** BEGIN TASK MATERIAL **
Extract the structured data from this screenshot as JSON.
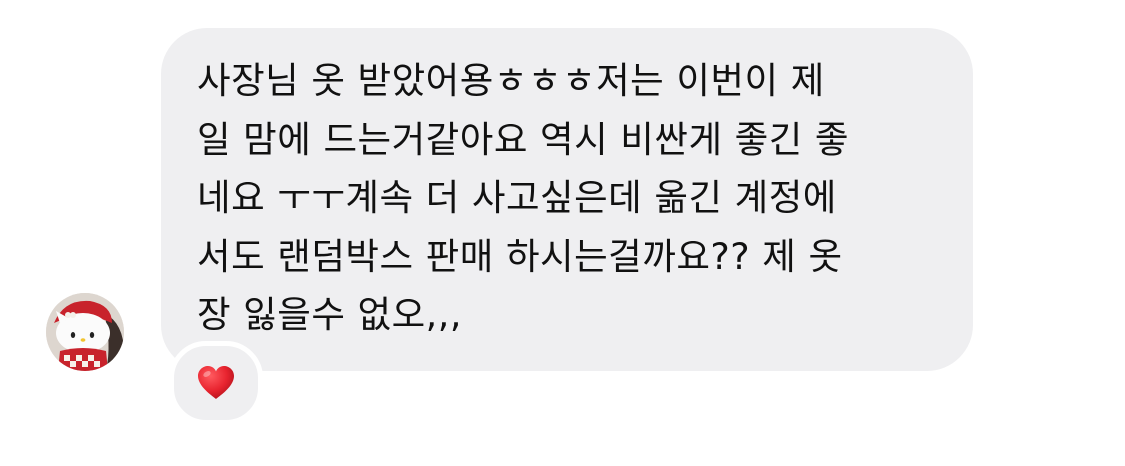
{
  "message": {
    "sender_avatar_icon": "hello-kitty-avatar-icon",
    "text": "사장님 옷 받았어용ㅎㅎㅎ저는 이번이 제\n일 맘에 드는거같아요 역시 비싼게 좋긴 좋\n네요 ㅜㅜ계속 더 사고싶은데 옮긴 계정에\n서도 랜덤박스 판매 하시는걸까요?? 제 옷\n장 잃을수 없오,,,",
    "reaction_icon": "red-heart-icon"
  },
  "colors": {
    "bubble_background": "#efeff1",
    "text": "#111111",
    "heart": "#e8242f"
  }
}
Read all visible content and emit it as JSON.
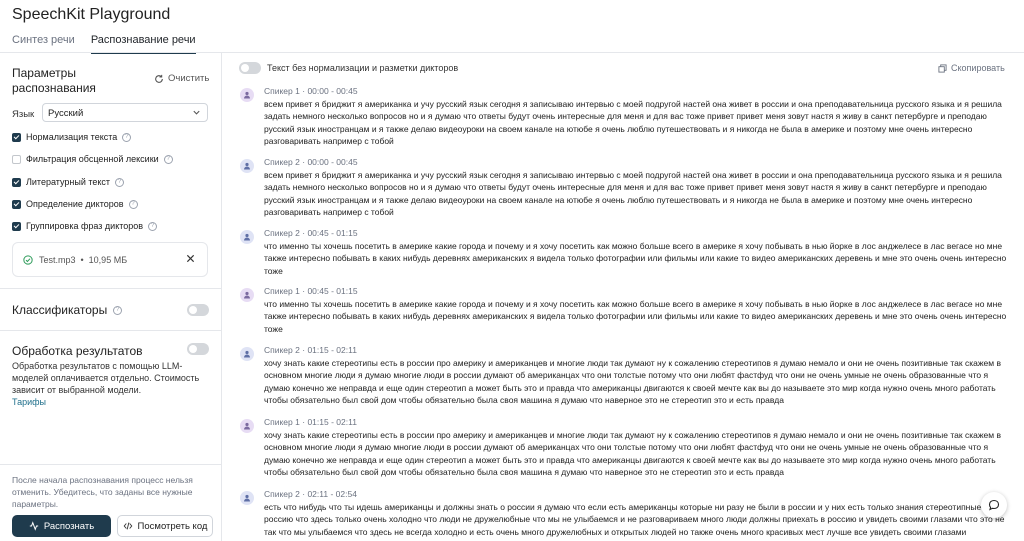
{
  "app": {
    "title": "SpeechKit Playground"
  },
  "tabs": [
    {
      "label": "Синтез речи",
      "active": false
    },
    {
      "label": "Распознавание речи",
      "active": true
    }
  ],
  "sidebar": {
    "params_title": "Параметры распознавания",
    "clear_label": "Очистить",
    "language": {
      "label": "Язык",
      "value": "Русский"
    },
    "options": [
      {
        "label": "Нормализация текста",
        "checked": true
      },
      {
        "label": "Фильтрация обсценной лексики",
        "checked": false
      },
      {
        "label": "Литературный текст",
        "checked": true
      },
      {
        "label": "Определение дикторов",
        "checked": true
      },
      {
        "label": "Группировка фраз дикторов",
        "checked": true
      }
    ],
    "file": {
      "name": "Test.mp3",
      "separator": "•",
      "size": "10,95 МБ"
    },
    "classifiers_title": "Классификаторы",
    "classifiers_enabled": false,
    "llm_title": "Обработка результатов",
    "llm_enabled": false,
    "llm_description": "Обработка результатов с помощью LLM-моделей оплачивается отдельно. Стоимость зависит от выбранной модели.",
    "tariffs_link": "Тарифы",
    "notice": "После начала распознавания процесс нельзя отменить. Убедитесь, что заданы все нужные параметры.",
    "recognize_button": "Распознать",
    "view_code_button": "Посмотреть код"
  },
  "main": {
    "raw_text_toggle_label": "Текст без нормализации и разметки дикторов",
    "raw_text_enabled": false,
    "copy_label": "Скопировать",
    "entries": [
      {
        "speaker": "Спикер 1",
        "sep": "·",
        "time": "00:00 - 00:45",
        "avatar": "s1",
        "text": "всем привет я бриджит я американка и учу русский язык сегодня я записываю интервью с моей подругой настей она живет в россии и она преподавательница русского языка и я решила задать немного несколько вопросов но и я думаю что ответы будут очень интересные для меня и для вас тоже привет привет меня зовут настя я живу в санкт петербурге и преподаю русский язык иностранцам и я также делаю видеоуроки на своем канале на ютюбе я очень люблю путешествовать и я никогда не была в америке и поэтому мне очень интересно разговаривать например с тобой"
      },
      {
        "speaker": "Спикер 2",
        "sep": "·",
        "time": "00:00 - 00:45",
        "avatar": "s2",
        "text": "всем привет я бриджит я американка и учу русский язык сегодня я записываю интервью с моей подругой настей она живет в россии и она преподавательница русского языка и я решила задать немного несколько вопросов но и я думаю что ответы будут очень интересные для меня и для вас тоже привет привет меня зовут настя я живу в санкт петербурге и преподаю русский язык иностранцам и я также делаю видеоуроки на своем канале на ютюбе я очень люблю путешествовать и я никогда не была в америке и поэтому мне очень интересно разговаривать например с тобой"
      },
      {
        "speaker": "Спикер 2",
        "sep": "·",
        "time": "00:45 - 01:15",
        "avatar": "s2",
        "text": "что именно ты хочешь посетить в америке какие города и почему и я хочу посетить как можно больше всего в америке я хочу побывать в нью йорке в лос анджелесе в лас вегасе но мне также интересно побывать в каких нибудь деревнях американских я видела только фотографии или фильмы или какие то видео американских деревень и мне это очень очень интересно тоже"
      },
      {
        "speaker": "Спикер 1",
        "sep": "·",
        "time": "00:45 - 01:15",
        "avatar": "s1",
        "text": "что именно ты хочешь посетить в америке какие города и почему и я хочу посетить как можно больше всего в америке я хочу побывать в нью йорке в лос анджелесе в лас вегасе но мне также интересно побывать в каких нибудь деревнях американских я видела только фотографии или фильмы или какие то видео американских деревень и мне это очень очень интересно тоже"
      },
      {
        "speaker": "Спикер 2",
        "sep": "·",
        "time": "01:15 - 02:11",
        "avatar": "s2",
        "text": "хочу знать какие стереотипы есть в россии про америку и американцев и многие люди так думают ну к сожалению стереотипов я думаю немало и они не очень позитивные так скажем в основном многие люди я думаю многие люди в россии думают об американцах что они толстые потому что они любят фастфуд что они не очень умные не очень образованные что я думаю конечно же неправда и еще один стереотип а может быть это и правда что американцы двигаются к своей мечте как вы до называете это мир когда нужно очень много работать чтобы обязательно был свой дом чтобы обязательно была своя машина я думаю что наверное это не стереотип это и есть правда"
      },
      {
        "speaker": "Спикер 1",
        "sep": "·",
        "time": "01:15 - 02:11",
        "avatar": "s1",
        "text": "хочу знать какие стереотипы есть в россии про америку и американцев и многие люди так думают ну к сожалению стереотипов я думаю немало и они не очень позитивные так скажем в основном многие люди я думаю многие люди в россии думают об американцах что они толстые потому что они любят фастфуд что они не очень умные не очень образованные что я думаю конечно же неправда и еще один стереотип а может быть это и правда что американцы двигаются к своей мечте как вы до называете это мир когда нужно очень много работать чтобы обязательно был свой дом чтобы обязательно была своя машина я думаю что наверное это не стереотип это и есть правда"
      },
      {
        "speaker": "Спикер 2",
        "sep": "·",
        "time": "02:11 - 02:54",
        "avatar": "s2",
        "text": "есть что нибудь что ты идешь американцы и должны знать о россии я думаю что если есть американцы которые ни разу не были в россии и у них есть только знания стереотипные про россию что здесь только очень холодно что люди не дружелюбные что мы не улыбаемся и не разговариваем много люди должны приехать в россию и увидеть своими глазами что это не так что мы улыбаемся что здесь не всегда холодно и есть очень много дружелюбных и открытых людей но также очень много красивых мест лучше все увидеть своими глазами"
      }
    ]
  }
}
** END TASK MATERIAL **
Scan the data above and copy every line with "JSON" in it.

Extract the structured data from this screenshot as JSON.
Read all visible content and emit it as JSON.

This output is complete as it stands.